**What you have to do**
Word for word, copy all the data and drop the pictures.
——
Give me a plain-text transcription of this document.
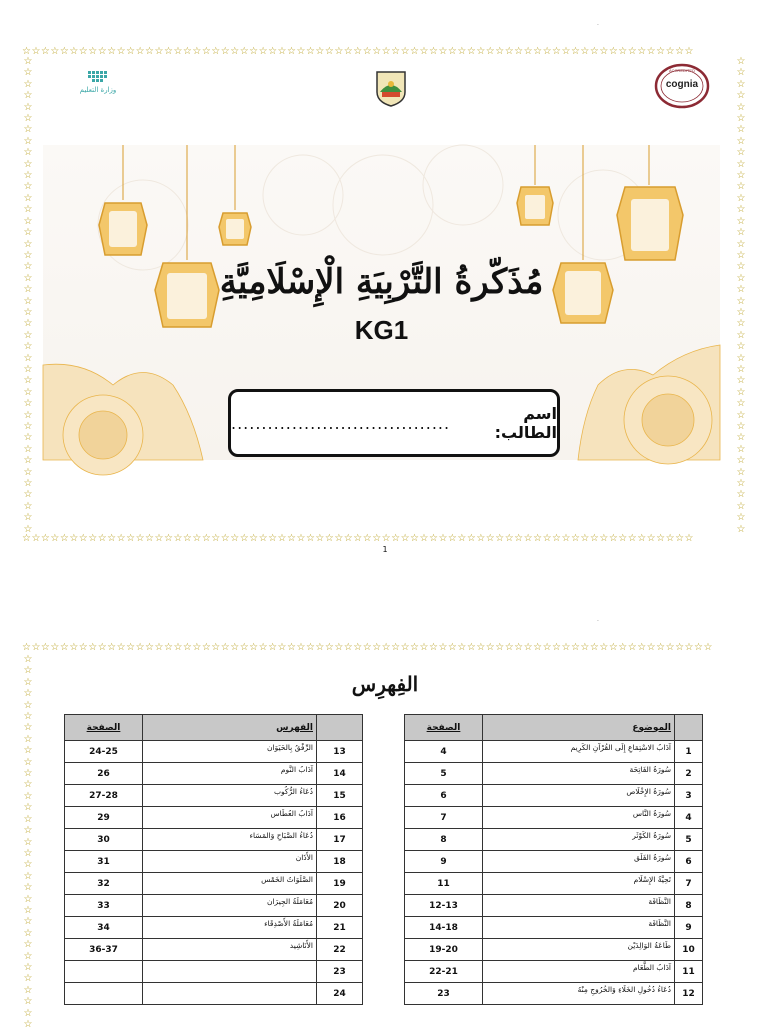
·
☆☆☆☆☆☆☆☆☆☆☆☆☆☆☆☆☆☆☆☆☆☆☆☆☆☆☆☆☆☆☆☆☆☆☆☆☆☆☆☆☆☆☆☆☆☆☆☆☆☆☆☆☆☆☆☆☆☆☆☆☆☆☆☆☆☆☆☆☆☆☆
☆☆☆☆☆☆☆☆☆☆☆☆☆☆☆☆☆☆☆☆☆☆☆☆☆☆☆☆☆☆☆☆☆☆☆☆☆☆☆☆☆☆☆☆☆☆☆☆☆☆☆☆☆☆☆☆☆☆☆☆☆☆☆☆☆☆☆☆☆☆☆
☆☆☆☆☆☆☆☆☆☆☆☆☆☆☆☆☆☆☆☆☆☆☆☆☆☆☆☆☆☆☆☆☆☆☆☆☆☆☆☆☆☆
☆☆☆☆☆☆☆☆☆☆☆☆☆☆☆☆☆☆☆☆☆☆☆☆☆☆☆☆☆☆☆☆☆☆☆☆☆☆☆☆☆☆
وزارة التعليم
ACCREDITED
cognia
مُذَكّرةُ التَّرْبِيَةِ الْإِسْلَامِيَّةِ
KG1
اسم الطالب:
....................................
1
·
☆☆☆☆☆☆☆☆☆☆☆☆☆☆☆☆☆☆☆☆☆☆☆☆☆☆☆☆☆☆☆☆☆☆☆☆☆☆☆☆☆☆☆☆☆☆☆☆☆☆☆☆☆☆☆☆☆☆☆☆☆☆☆☆☆☆☆☆☆☆☆☆☆
☆☆☆☆☆☆☆☆☆☆☆☆☆☆☆☆☆☆☆☆☆☆☆☆☆☆☆☆☆☆☆☆☆
الفِهرِس
الصفحة	الموضوع	
4	آدَابُ الاسْتِمَاعِ إِلَى القُرْآنِ الكَرِيم	1
5	سُورَةُ الفَاتِحَة	2
6	سُورَةُ الإِخْلَاص	3
7	سُورَةُ النَّاس	4
8	سُورَةُ الكَوْثَر	5
9	سُورَةُ الفَلَق	6
11	تَحِيَّةُ الإِسْلَام	7
12-13	النَّظَافَة	8
14-18	النَّظَافَة	9
19-20	طَاعَةُ الوَالِدَيْن	10
22-21	آدَابُ الطَّعَام	11
23	دُعَاءُ دُخُولِ الخَلَاءِ وَالخُرُوجِ مِنْهُ	12
الصفحة	الفهرس	
24-25	الرِّفْقُ بِالحَيَوَان	13
26	آدَابُ النَّوم	14
27-28	دُعَاءُ الرُّكُوب	15
29	آدَابُ العُطَاس	16
30	دُعَاءُ الصَّبَاحِ وَالمَسَاء	17
31	الأَذَان	18
32	الصَّلَوَاتُ الخَمْس	19
33	مُعَامَلَةُ الجِيرَان	20
34	مُعَامَلَةُ الأَصْدِقَاء	21
36-37	الأَنَاشِيد	22
		23
		24
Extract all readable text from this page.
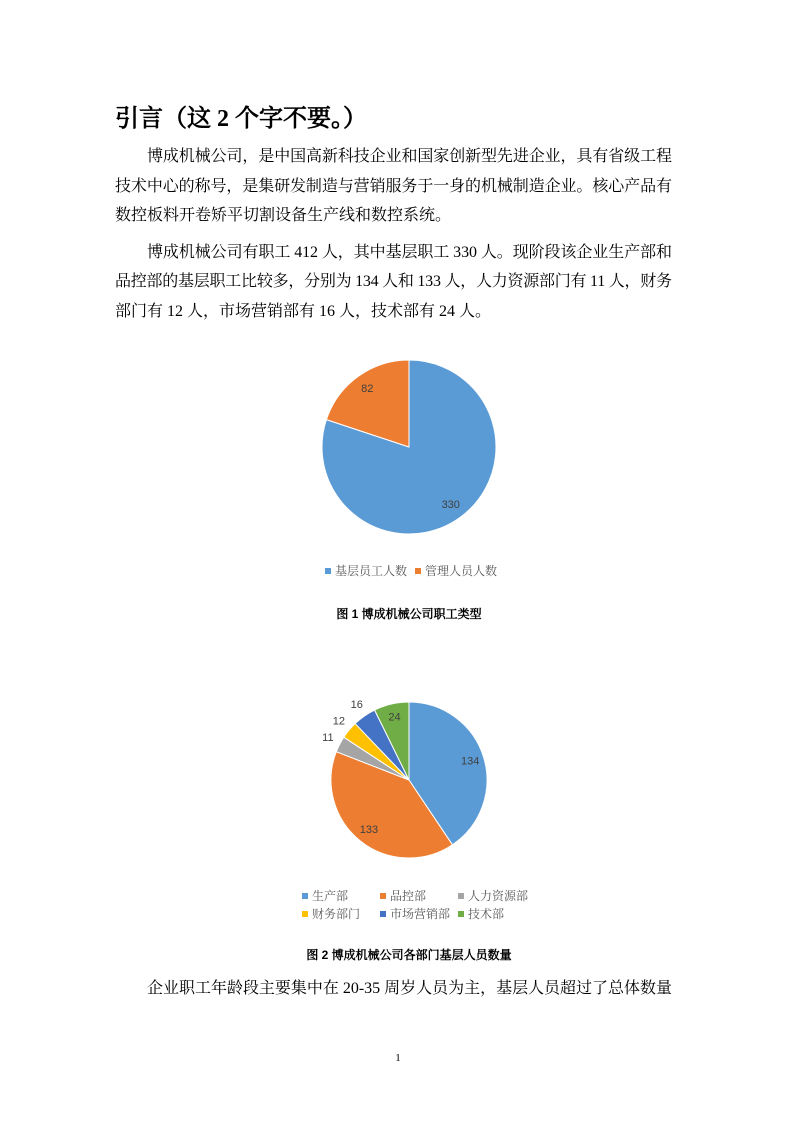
引言（这 2 个字不要。）
博成机械公司，是中国高新科技企业和国家创新型先进企业，具有省级工程
技术中心的称号，是集研发制造与营销服务于一身的机械制造企业。核心产品有
数控板料开卷矫平切割设备生产线和数控系统。
博成机械公司有职工 412 人，其中基层职工 330 人。现阶段该企业生产部和
品控部的基层职工比较多，分别为 134 人和 133 人，人力资源部门有 11 人，财务
部门有 12 人，市场营销部有 16 人，技术部有 24 人。
330
82
基层员工人数 管理人员人数
图 1 博成机械公司职工类型
134
133
11
12
16
24
生产部	品控部	人力资源部
财务部门 市场营销部 技术部
图 2 博成机械公司各部门基层人员数量
企业职工年龄段主要集中在 20-35 周岁人员为主，基层人员超过了总体数量
1
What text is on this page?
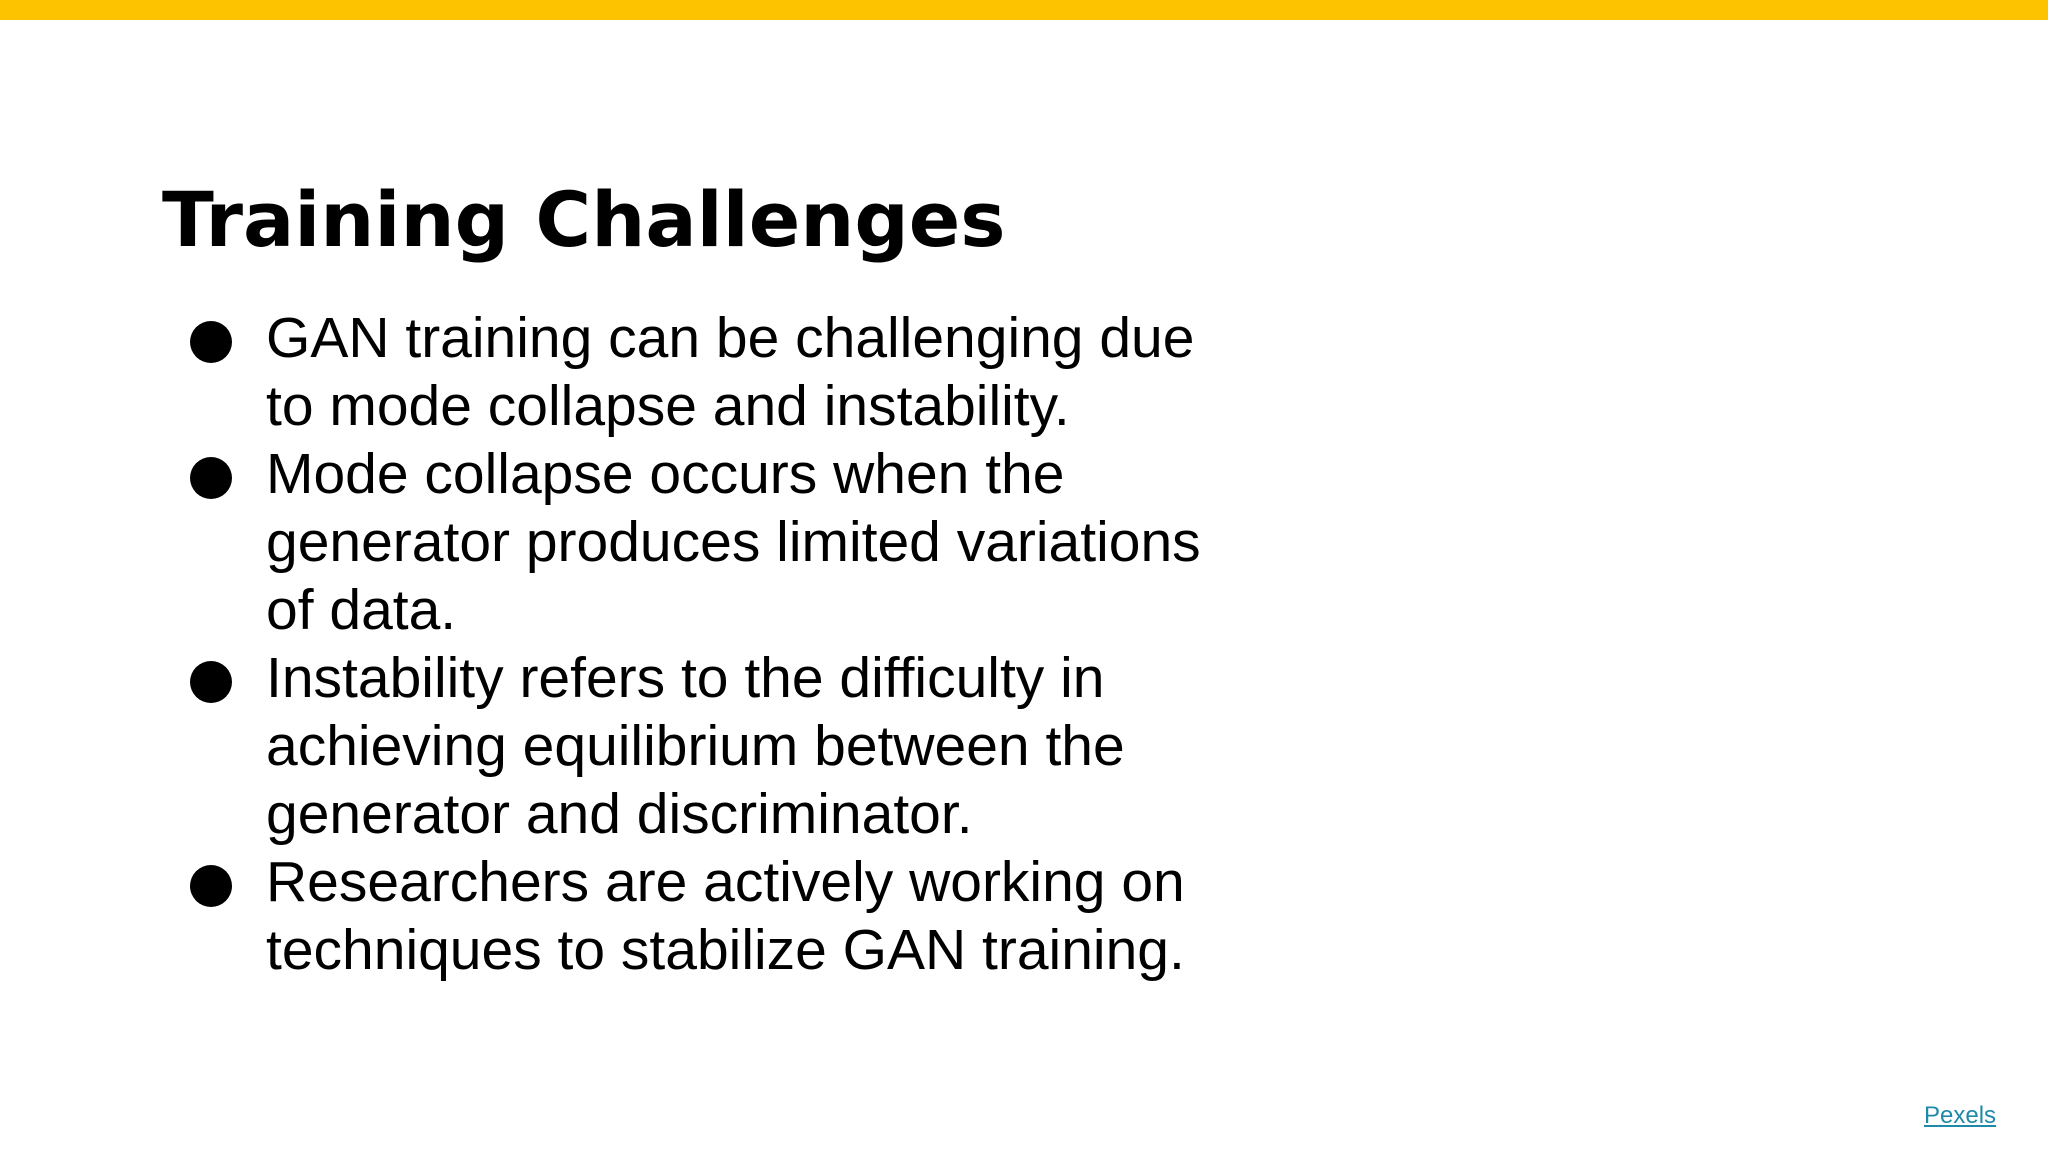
Training Challenges
GAN training can be challenging due to mode collapse and instability.
Mode collapse occurs when the generator produces limited variations of data.
Instability refers to the difficulty in achieving equilibrium between the generator and discriminator.
Researchers are actively working on techniques to stabilize GAN training.
Pexels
——
**Written solution**
Give me a plain-text transcription of this document.
·
☆☆☆☆☆☆☆☆☆☆☆☆☆☆☆☆☆☆☆☆☆☆☆☆☆☆☆☆☆☆☆☆☆☆☆☆☆☆☆☆☆☆☆☆☆☆☆☆☆☆☆☆☆☆☆☆☆☆☆☆☆☆☆☆☆☆☆☆☆☆☆
☆☆☆☆☆☆☆☆☆☆☆☆☆☆☆☆☆☆☆☆☆☆☆☆☆☆☆☆☆☆☆☆☆☆☆☆☆☆☆☆☆☆☆☆☆☆☆☆☆☆☆☆☆☆☆☆☆☆☆☆☆☆☆☆☆☆☆☆☆☆☆
☆☆☆☆☆☆☆☆☆☆☆☆☆☆☆☆☆☆☆☆☆☆☆☆☆☆☆☆☆☆☆☆☆☆☆☆☆☆☆☆☆☆
☆☆☆☆☆☆☆☆☆☆☆☆☆☆☆☆☆☆☆☆☆☆☆☆☆☆☆☆☆☆☆☆☆☆☆☆☆☆☆☆☆☆
وزارة التعليم
ACCREDITED
cognia
مُذَكّرةُ التَّرْبِيَةِ الْإِسْلَامِيَّةِ
KG1
اسم الطالب:
....................................
1
·
☆☆☆☆☆☆☆☆☆☆☆☆☆☆☆☆☆☆☆☆☆☆☆☆☆☆☆☆☆☆☆☆☆☆☆☆☆☆☆☆☆☆☆☆☆☆☆☆☆☆☆☆☆☆☆☆☆☆☆☆☆☆☆☆☆☆☆☆☆☆☆☆☆
☆☆☆☆☆☆☆☆☆☆☆☆☆☆☆☆☆☆☆☆☆☆☆☆☆☆☆☆☆☆☆☆☆
الفِهرِس
الصفحة	الموضوع	
4	آدَابُ الاسْتِمَاعِ إِلَى القُرْآنِ الكَرِيم	1
5	سُورَةُ الفَاتِحَة	2
6	سُورَةُ الإِخْلَاص	3
7	سُورَةُ النَّاس	4
8	سُورَةُ الكَوْثَر	5
9	سُورَةُ الفَلَق	6
11	تَحِيَّةُ الإِسْلَام	7
12-13	النَّظَافَة	8
14-18	النَّظَافَة	9
19-20	طَاعَةُ الوَالِدَيْن	10
22-21	آدَابُ الطَّعَام	11
23	دُعَاءُ دُخُولِ الخَلَاءِ وَالخُرُوجِ مِنْهُ	12
الصفحة	الفهرس	
24-25	الرِّفْقُ بِالحَيَوَان	13
26	آدَابُ النَّوم	14
27-28	دُعَاءُ الرُّكُوب	15
29	آدَابُ العُطَاس	16
30	دُعَاءُ الصَّبَاحِ وَالمَسَاء	17
31	الأَذَان	18
32	الصَّلَوَاتُ الخَمْس	19
33	مُعَامَلَةُ الجِيرَان	20
34	مُعَامَلَةُ الأَصْدِقَاء	21
36-37	الأَنَاشِيد	22
		23
		24
Extract all readable text from this page.
引言（这 2 个字不要。）
博成机械公司，是中国高新科技企业和国家创新型先进企业，具有省级工程
技术中心的称号，是集研发制造与营销服务于一身的机械制造企业。核心产品有
数控板料开卷矫平切割设备生产线和数控系统。
博成机械公司有职工 412 人，其中基层职工 330 人。现阶段该企业生产部和
品控部的基层职工比较多，分别为 134 人和 133 人，人力资源部门有 11 人，财务
部门有 12 人，市场营销部有 16 人，技术部有 24 人。
330
82
基层员工人数 管理人员人数
图 1 博成机械公司职工类型
134
133
11
12
16
24
生产部	品控部	人力资源部
财务部门 市场营销部 技术部
图 2 博成机械公司各部门基层人员数量
企业职工年龄段主要集中在 20-35 周岁人员为主，基层人员超过了总体数量
1
What text is on this page?
Training Challenges
GAN training can be challenging due to mode collapse and instability.
Mode collapse occurs when the generator produces limited variations of data.
Instability refers to the difficulty in achieving equilibrium between the generator and discriminator.
Researchers are actively working on techniques to stabilize GAN training.
Pexels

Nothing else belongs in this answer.